AIM: Return the records word for word. Any pictures in them are not part of the copy.

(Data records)
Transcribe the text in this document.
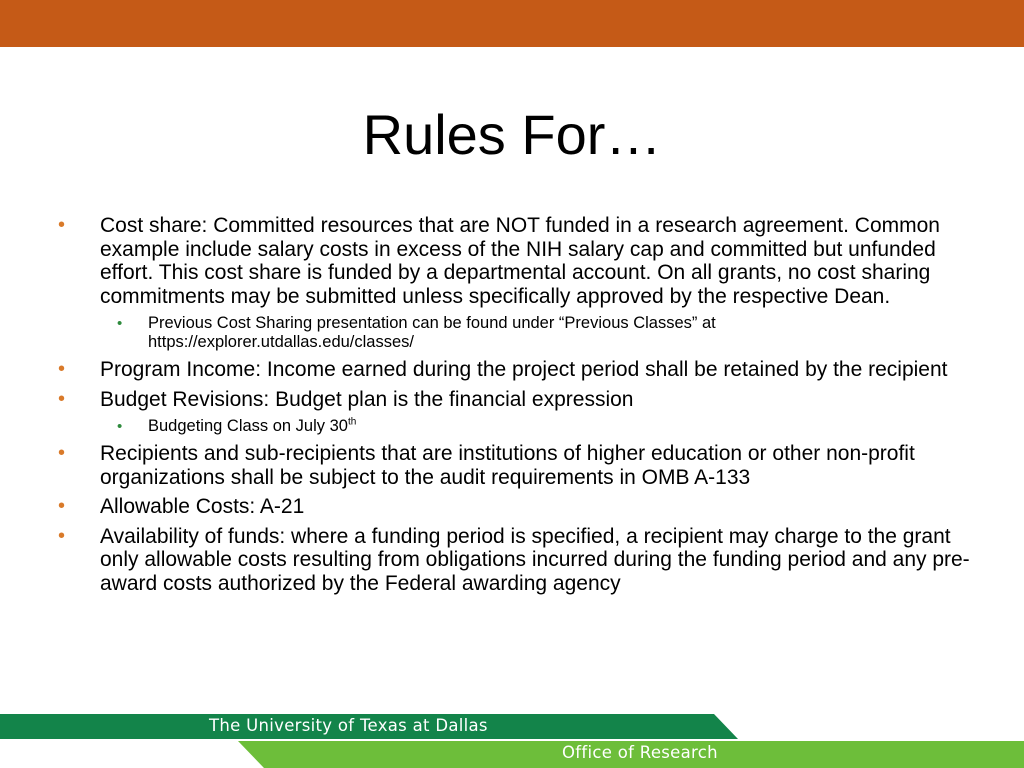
Rules For…
• Cost share: Committed resources that are NOT funded in a research agreement. Common example include salary costs in excess of the NIH salary cap and committed but unfunded effort. This cost share is funded by a departmental account. On all grants, no cost sharing commitments may be submitted unless specifically approved by the respective Dean.
• Previous Cost Sharing presentation can be found under “Previous Classes” at https://explorer.utdallas.edu/classes/
• Program Income: Income earned during the project period shall be retained by the recipient
• Budget Revisions: Budget plan is the financial expression
• Budgeting Class on July 30th
• Recipients and sub-recipients that are institutions of higher education or other non-profit organizations shall be subject to the audit requirements in OMB A-133
• Allowable Costs: A-21
• Availability of funds: where a funding period is specified, a recipient may charge to the grant only allowable costs resulting from obligations incurred during the funding period and any pre-award costs authorized by the Federal awarding agency
The University of Texas at Dallas
Office of Research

RESPONSE TO THE TASK:
Transcribe the text in this document.
Rules For…
• Cost share: Committed resources that are NOT funded in a research agreement. Common example include salary costs in excess of the NIH salary cap and committed but unfunded effort. This cost share is funded by a departmental account. On all grants, no cost sharing commitments may be submitted unless specifically approved by the respective Dean.
• Previous Cost Sharing presentation can be found under “Previous Classes” at https://explorer.utdallas.edu/classes/
• Program Income: Income earned during the project period shall be retained by the recipient
• Budget Revisions: Budget plan is the financial expression
• Budgeting Class on July 30th
• Recipients and sub-recipients that are institutions of higher education or other non-profit organizations shall be subject to the audit requirements in OMB A-133
• Allowable Costs: A-21
• Availability of funds: where a funding period is specified, a recipient may charge to the grant only allowable costs resulting from obligations incurred during the funding period and any pre-award costs authorized by the Federal awarding agency
The University of Texas at Dallas
Office of Research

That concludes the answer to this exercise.